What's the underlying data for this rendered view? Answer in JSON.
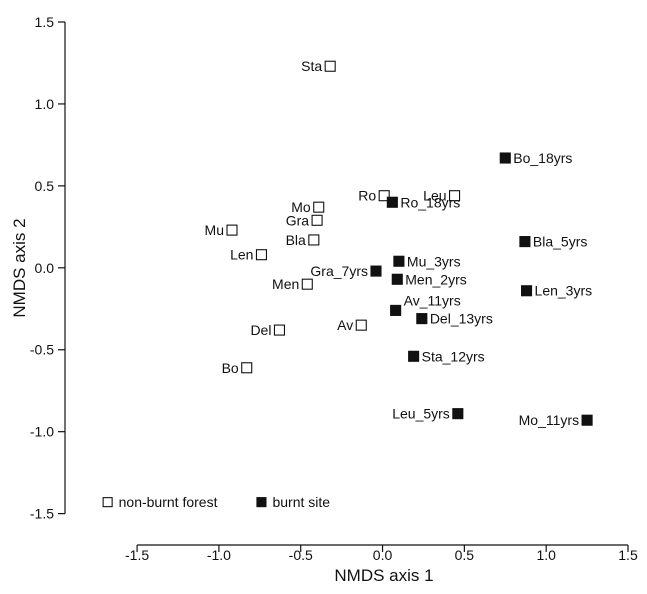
{
  "chart_data": {
    "type": "scatter",
    "xlabel": "NMDS axis 1",
    "ylabel": "NMDS axis 2",
    "xlim": [
      -1.8,
      1.5
    ],
    "ylim": [
      -1.6,
      1.5
    ],
    "xticks": [
      -1.5,
      -1.0,
      -0.5,
      0.0,
      0.5,
      1.0,
      1.5
    ],
    "yticks": [
      -1.5,
      -1.0,
      -0.5,
      0.0,
      0.5,
      1.0,
      1.5
    ],
    "xtick_labels": [
      "-1.5",
      "-1.0",
      "-0.5",
      "0.0",
      "0.5",
      "1.0",
      "1.5"
    ],
    "ytick_labels": [
      "-1.5",
      "-1.0",
      "-0.5",
      "0.0",
      "0.5",
      "1.0",
      "1.5"
    ],
    "grid": false,
    "legend_position": "bottom-left",
    "series": [
      {
        "name": "non-burnt forest",
        "marker": "open-square",
        "color": "#111111",
        "points": [
          {
            "label": "Sta",
            "x": -0.32,
            "y": 1.23,
            "label_side": "left"
          },
          {
            "label": "Mo",
            "x": -0.39,
            "y": 0.37,
            "label_side": "left"
          },
          {
            "label": "Gra",
            "x": -0.4,
            "y": 0.29,
            "label_side": "left"
          },
          {
            "label": "Bla",
            "x": -0.42,
            "y": 0.17,
            "label_side": "left"
          },
          {
            "label": "Mu",
            "x": -0.92,
            "y": 0.23,
            "label_side": "left"
          },
          {
            "label": "Len",
            "x": -0.74,
            "y": 0.08,
            "label_side": "left"
          },
          {
            "label": "Men",
            "x": -0.46,
            "y": -0.1,
            "label_side": "left"
          },
          {
            "label": "Del",
            "x": -0.63,
            "y": -0.38,
            "label_side": "left"
          },
          {
            "label": "Av",
            "x": -0.13,
            "y": -0.35,
            "label_side": "left"
          },
          {
            "label": "Bo",
            "x": -0.83,
            "y": -0.61,
            "label_side": "left"
          },
          {
            "label": "Ro",
            "x": 0.01,
            "y": 0.44,
            "label_side": "left"
          },
          {
            "label": "Leu",
            "x": 0.44,
            "y": 0.44,
            "label_side": "left"
          }
        ]
      },
      {
        "name": "burnt site",
        "marker": "filled-square",
        "color": "#111111",
        "points": [
          {
            "label": "Bo_18yrs",
            "x": 0.75,
            "y": 0.67,
            "label_side": "right"
          },
          {
            "label": "Ro_18yrs",
            "x": 0.06,
            "y": 0.4,
            "label_side": "right"
          },
          {
            "label": "Bla_5yrs",
            "x": 0.87,
            "y": 0.16,
            "label_side": "right"
          },
          {
            "label": "Gra_7yrs",
            "x": -0.04,
            "y": -0.02,
            "label_side": "left"
          },
          {
            "label": "Mu_3yrs",
            "x": 0.1,
            "y": 0.04,
            "label_side": "right"
          },
          {
            "label": "Men_2yrs",
            "x": 0.09,
            "y": -0.07,
            "label_side": "right"
          },
          {
            "label": "Len_3yrs",
            "x": 0.88,
            "y": -0.14,
            "label_side": "right"
          },
          {
            "label": "Av_11yrs",
            "x": 0.08,
            "y": -0.26,
            "label_side": "right-up"
          },
          {
            "label": "Del_13yrs",
            "x": 0.24,
            "y": -0.31,
            "label_side": "right"
          },
          {
            "label": "Sta_12yrs",
            "x": 0.19,
            "y": -0.54,
            "label_side": "right"
          },
          {
            "label": "Leu_5yrs",
            "x": 0.46,
            "y": -0.89,
            "label_side": "left"
          },
          {
            "label": "Mo_11yrs",
            "x": 1.25,
            "y": -0.93,
            "label_side": "left"
          }
        ]
      }
    ],
    "legend": [
      {
        "label": "non-burnt forest",
        "marker": "open-square"
      },
      {
        "label": "burnt site",
        "marker": "filled-square"
      }
    ]
  }
}
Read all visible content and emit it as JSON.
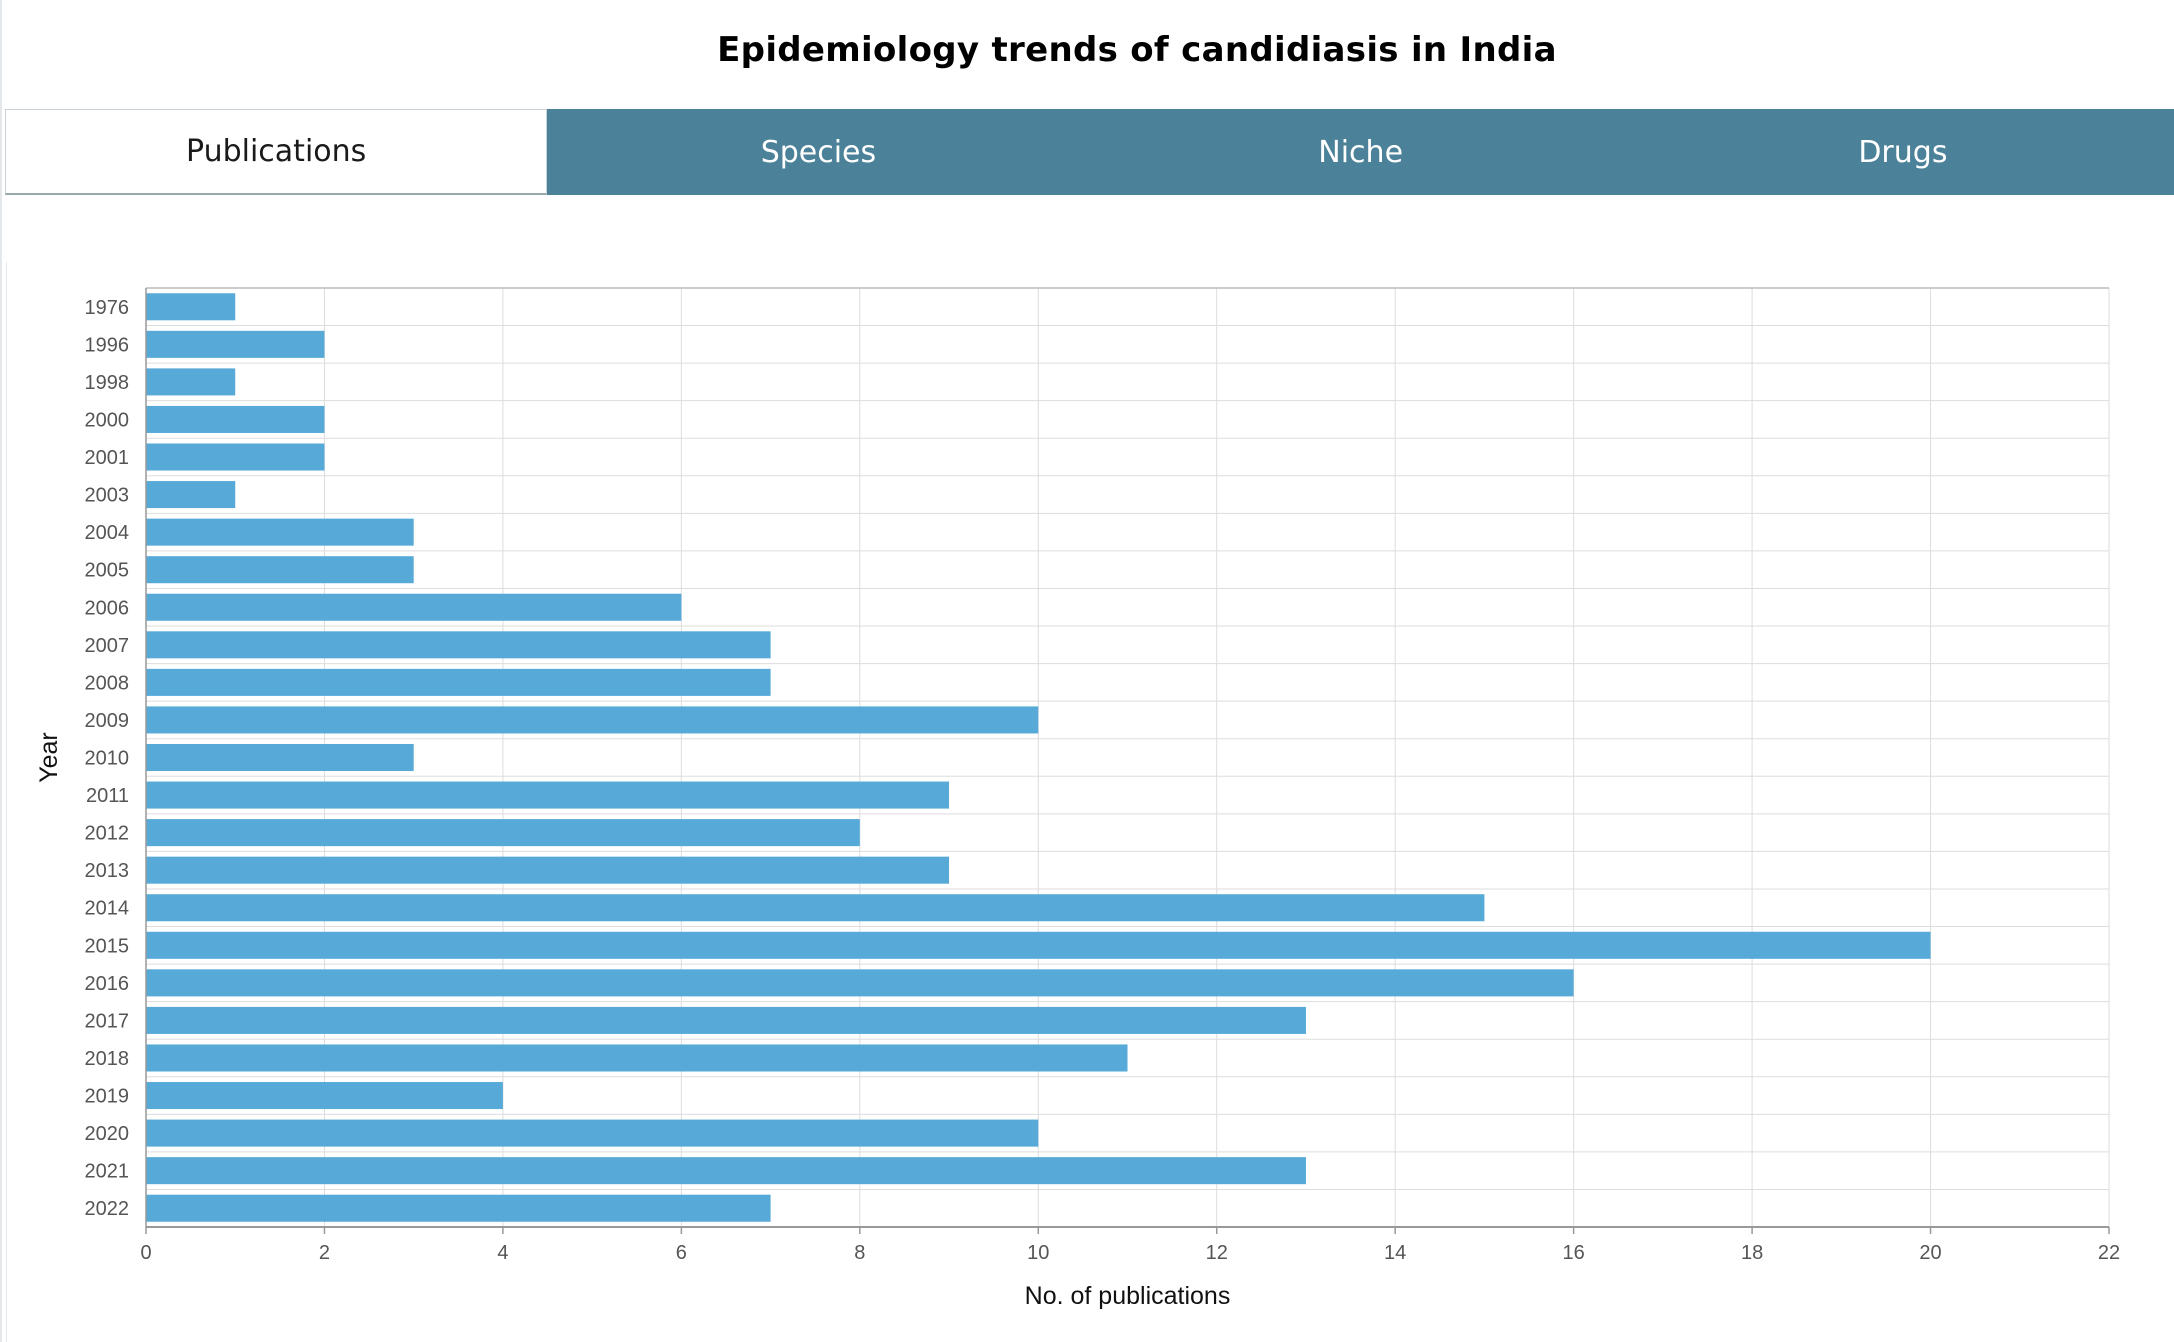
········
** Objective **
From the data above, pick out each line containing "NMDS" and copy it.

** Expected answer **
    "xlabel": "NMDS axis 1",
    "ylabel": "NMDS axis 2",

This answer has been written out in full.